◆ **Your goal**: Identify the lines that contain the string "Policy" and copy all of them.

start Data for the task

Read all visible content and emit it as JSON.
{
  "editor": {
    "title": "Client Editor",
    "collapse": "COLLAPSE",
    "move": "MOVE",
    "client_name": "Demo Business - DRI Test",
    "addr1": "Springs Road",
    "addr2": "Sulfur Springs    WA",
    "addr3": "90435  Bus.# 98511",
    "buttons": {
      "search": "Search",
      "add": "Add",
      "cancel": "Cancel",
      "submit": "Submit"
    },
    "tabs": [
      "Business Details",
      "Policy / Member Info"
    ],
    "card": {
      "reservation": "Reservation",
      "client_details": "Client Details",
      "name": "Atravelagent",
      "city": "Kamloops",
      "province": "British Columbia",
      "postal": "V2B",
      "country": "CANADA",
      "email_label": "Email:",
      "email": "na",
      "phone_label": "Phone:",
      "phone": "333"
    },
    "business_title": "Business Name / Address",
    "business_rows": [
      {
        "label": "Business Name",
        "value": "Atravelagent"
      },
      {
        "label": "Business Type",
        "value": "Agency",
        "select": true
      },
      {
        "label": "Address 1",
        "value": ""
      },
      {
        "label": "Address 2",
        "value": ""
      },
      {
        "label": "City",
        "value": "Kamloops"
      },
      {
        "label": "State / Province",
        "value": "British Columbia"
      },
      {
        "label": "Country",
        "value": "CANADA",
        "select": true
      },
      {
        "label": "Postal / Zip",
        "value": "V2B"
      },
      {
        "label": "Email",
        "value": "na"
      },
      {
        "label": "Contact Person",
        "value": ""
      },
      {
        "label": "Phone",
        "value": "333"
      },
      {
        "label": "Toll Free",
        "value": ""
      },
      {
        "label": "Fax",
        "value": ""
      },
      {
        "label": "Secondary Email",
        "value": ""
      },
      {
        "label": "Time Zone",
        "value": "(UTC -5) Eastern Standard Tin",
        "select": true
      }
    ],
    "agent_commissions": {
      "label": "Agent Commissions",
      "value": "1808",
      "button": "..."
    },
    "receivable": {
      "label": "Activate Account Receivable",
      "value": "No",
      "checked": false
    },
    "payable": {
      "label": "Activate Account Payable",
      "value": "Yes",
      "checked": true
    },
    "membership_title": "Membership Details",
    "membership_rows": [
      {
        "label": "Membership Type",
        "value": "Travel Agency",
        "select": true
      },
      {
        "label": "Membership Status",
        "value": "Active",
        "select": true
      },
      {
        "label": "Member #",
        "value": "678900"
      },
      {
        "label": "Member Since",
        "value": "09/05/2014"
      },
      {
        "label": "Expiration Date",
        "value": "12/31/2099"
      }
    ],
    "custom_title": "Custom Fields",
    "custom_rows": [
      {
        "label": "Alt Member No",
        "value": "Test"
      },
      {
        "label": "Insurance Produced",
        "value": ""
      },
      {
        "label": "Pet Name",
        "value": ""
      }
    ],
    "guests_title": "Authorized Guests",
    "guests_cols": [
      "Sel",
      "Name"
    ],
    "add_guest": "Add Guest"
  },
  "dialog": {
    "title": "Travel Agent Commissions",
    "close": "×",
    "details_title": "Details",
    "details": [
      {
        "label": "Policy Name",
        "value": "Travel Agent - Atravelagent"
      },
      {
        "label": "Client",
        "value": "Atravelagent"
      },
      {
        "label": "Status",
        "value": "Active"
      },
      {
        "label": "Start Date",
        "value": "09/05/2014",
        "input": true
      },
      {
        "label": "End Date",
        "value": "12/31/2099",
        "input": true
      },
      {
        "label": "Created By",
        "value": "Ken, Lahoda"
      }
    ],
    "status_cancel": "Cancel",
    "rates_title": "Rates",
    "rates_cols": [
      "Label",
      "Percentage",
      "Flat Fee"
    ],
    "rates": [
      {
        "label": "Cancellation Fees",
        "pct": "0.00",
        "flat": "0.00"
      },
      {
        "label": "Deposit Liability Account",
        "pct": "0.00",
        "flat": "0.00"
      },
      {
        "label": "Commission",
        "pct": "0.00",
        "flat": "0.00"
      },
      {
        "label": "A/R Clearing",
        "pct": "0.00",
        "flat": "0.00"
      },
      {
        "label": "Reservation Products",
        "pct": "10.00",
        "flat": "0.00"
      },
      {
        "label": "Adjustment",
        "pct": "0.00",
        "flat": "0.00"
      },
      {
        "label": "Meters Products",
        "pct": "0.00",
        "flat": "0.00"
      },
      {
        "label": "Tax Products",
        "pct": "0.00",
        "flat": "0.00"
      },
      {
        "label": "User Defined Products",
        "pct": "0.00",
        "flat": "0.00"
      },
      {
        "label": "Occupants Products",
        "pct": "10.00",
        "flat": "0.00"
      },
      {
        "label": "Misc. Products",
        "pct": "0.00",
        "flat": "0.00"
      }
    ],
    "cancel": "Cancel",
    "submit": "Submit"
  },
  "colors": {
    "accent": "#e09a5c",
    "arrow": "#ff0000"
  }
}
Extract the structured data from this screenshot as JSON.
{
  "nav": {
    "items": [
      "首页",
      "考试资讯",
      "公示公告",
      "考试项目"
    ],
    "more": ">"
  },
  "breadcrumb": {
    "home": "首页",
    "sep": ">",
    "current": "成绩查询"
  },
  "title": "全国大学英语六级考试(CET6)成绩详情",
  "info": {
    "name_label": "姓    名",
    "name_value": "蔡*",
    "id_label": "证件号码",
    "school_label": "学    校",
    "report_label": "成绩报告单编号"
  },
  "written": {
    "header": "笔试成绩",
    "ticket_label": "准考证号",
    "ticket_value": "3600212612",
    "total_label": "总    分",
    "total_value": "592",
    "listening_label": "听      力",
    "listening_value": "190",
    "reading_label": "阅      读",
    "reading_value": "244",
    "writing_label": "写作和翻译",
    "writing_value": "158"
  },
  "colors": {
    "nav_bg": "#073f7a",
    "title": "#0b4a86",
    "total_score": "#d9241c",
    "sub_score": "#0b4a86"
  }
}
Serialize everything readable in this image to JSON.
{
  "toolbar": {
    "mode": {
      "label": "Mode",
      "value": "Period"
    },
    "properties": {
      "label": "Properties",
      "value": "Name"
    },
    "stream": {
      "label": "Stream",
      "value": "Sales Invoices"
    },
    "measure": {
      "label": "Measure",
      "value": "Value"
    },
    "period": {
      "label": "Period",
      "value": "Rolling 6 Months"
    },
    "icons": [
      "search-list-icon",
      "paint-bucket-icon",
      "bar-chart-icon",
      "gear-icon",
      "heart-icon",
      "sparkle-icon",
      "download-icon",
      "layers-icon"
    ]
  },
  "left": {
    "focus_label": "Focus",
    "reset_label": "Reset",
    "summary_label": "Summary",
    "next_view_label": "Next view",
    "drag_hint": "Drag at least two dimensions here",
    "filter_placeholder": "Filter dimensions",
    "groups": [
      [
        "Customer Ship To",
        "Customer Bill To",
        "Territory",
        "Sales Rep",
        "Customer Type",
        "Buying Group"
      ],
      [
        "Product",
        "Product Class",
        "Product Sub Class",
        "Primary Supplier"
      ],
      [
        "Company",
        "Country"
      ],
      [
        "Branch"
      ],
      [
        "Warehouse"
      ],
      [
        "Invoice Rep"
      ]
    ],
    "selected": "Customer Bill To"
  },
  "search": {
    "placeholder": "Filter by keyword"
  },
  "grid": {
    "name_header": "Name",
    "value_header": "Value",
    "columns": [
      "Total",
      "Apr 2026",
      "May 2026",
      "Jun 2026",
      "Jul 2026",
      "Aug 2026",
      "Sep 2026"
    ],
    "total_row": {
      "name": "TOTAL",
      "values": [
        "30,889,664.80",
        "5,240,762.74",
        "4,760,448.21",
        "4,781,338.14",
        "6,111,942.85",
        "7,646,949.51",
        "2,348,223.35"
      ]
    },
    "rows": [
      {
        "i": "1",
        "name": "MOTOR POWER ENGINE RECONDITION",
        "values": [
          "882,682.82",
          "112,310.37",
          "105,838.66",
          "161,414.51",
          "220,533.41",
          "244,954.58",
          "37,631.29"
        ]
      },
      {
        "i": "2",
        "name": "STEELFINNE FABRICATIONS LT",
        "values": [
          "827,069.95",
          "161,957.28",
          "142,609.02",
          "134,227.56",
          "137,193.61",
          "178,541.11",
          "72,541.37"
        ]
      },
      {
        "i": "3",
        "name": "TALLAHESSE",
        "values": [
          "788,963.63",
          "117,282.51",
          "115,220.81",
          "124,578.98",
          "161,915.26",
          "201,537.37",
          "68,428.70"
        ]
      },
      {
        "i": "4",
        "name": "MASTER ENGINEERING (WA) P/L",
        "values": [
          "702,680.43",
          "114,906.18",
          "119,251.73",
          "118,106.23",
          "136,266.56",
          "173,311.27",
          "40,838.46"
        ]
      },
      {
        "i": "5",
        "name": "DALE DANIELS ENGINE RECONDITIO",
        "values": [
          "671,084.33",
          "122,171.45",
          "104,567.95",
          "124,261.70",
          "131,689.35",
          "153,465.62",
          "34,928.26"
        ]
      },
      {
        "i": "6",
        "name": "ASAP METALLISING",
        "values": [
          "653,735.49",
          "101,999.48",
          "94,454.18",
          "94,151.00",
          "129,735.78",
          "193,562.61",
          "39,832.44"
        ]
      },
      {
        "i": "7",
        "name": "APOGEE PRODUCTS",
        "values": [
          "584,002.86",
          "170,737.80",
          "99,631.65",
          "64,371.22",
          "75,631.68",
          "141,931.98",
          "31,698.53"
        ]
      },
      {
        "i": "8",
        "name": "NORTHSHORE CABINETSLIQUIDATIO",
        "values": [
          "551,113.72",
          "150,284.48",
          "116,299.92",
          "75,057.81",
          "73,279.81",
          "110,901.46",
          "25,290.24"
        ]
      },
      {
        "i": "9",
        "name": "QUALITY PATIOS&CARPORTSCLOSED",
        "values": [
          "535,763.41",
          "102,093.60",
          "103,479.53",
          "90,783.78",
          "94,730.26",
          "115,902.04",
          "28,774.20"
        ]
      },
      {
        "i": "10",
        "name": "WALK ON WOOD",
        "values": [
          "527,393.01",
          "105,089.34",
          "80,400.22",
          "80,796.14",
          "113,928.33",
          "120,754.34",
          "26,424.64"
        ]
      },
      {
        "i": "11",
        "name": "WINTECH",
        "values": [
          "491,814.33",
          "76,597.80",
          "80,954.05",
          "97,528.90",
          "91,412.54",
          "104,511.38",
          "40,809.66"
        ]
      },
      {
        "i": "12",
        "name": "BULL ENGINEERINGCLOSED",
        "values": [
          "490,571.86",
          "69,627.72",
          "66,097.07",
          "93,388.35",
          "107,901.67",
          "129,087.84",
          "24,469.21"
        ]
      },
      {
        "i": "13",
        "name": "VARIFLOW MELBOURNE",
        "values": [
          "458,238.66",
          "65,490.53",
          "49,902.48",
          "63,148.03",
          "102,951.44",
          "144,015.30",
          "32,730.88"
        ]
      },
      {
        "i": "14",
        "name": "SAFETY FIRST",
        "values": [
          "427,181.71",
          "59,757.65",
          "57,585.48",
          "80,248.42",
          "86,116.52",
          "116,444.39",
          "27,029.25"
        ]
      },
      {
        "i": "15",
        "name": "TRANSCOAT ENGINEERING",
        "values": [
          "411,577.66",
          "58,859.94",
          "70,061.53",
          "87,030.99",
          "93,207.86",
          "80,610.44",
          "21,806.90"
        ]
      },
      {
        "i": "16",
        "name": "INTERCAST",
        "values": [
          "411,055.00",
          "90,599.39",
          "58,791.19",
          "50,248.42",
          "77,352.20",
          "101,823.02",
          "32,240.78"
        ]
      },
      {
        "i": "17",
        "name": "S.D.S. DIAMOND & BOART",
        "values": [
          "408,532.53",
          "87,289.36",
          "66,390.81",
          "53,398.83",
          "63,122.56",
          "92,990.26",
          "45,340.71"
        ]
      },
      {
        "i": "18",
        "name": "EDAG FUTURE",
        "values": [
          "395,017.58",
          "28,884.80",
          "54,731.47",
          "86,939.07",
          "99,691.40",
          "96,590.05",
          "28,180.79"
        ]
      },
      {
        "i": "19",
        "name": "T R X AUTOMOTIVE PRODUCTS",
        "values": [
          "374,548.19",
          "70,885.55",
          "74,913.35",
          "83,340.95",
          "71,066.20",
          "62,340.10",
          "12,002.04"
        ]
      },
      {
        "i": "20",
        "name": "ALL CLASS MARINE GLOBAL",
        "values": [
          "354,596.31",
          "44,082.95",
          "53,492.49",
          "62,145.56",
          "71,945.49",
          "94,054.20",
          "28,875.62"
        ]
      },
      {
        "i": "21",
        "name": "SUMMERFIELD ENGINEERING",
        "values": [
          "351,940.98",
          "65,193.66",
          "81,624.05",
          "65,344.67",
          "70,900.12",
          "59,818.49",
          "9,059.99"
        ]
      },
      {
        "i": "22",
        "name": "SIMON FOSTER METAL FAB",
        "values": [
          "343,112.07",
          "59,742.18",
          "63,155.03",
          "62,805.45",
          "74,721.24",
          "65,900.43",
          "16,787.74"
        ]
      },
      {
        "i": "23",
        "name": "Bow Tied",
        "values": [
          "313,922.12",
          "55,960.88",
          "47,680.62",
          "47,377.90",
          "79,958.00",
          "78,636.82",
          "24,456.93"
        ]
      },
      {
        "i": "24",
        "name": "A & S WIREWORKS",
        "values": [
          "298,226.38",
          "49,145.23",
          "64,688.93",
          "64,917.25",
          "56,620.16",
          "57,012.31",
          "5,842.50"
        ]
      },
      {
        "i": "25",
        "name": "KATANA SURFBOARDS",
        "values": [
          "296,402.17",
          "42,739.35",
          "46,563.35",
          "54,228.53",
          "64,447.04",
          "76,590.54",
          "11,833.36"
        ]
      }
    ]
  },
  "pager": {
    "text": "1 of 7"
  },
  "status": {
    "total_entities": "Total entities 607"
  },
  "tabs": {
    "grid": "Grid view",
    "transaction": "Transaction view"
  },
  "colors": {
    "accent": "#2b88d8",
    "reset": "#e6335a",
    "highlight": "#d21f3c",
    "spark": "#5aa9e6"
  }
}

end Data for the task

◆ **Solution**:
      "Policy / Member Info"
        "label": "Policy Name",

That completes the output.